═══ Provided information

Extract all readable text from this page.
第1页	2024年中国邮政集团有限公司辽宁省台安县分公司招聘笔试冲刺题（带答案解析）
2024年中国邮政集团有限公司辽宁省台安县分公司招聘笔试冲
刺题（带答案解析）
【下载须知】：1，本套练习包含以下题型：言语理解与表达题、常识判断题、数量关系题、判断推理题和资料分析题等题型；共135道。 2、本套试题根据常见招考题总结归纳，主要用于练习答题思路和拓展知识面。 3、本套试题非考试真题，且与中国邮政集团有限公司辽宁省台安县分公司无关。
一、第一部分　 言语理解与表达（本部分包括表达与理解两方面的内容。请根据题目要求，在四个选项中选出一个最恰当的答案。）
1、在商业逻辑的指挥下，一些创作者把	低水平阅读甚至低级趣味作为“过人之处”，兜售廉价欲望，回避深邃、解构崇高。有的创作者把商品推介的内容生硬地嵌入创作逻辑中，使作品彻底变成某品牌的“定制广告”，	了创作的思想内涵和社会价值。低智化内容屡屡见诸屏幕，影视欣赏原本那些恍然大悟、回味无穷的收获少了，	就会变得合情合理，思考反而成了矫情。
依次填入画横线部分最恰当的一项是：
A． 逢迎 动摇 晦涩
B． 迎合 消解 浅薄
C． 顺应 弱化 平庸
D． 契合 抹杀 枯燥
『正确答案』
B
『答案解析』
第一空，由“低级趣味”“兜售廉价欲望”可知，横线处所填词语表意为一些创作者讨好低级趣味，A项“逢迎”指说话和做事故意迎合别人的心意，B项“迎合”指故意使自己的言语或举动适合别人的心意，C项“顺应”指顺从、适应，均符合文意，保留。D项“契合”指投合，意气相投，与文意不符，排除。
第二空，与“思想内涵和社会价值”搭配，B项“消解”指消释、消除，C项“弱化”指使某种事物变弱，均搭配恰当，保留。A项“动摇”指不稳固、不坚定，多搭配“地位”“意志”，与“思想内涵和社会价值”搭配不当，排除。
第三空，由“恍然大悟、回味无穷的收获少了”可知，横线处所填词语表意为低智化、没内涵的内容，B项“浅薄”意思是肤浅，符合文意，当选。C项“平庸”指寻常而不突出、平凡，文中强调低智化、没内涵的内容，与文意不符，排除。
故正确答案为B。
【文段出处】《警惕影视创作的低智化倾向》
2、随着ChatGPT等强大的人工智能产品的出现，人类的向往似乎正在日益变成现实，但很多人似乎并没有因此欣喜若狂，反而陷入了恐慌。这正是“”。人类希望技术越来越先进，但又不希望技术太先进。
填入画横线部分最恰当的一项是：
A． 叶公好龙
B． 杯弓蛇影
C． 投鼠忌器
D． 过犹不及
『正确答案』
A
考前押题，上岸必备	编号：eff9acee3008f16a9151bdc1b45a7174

══════

Tell how many lines of the material above hold "兜售廉价欲望", answering with a bare number.

2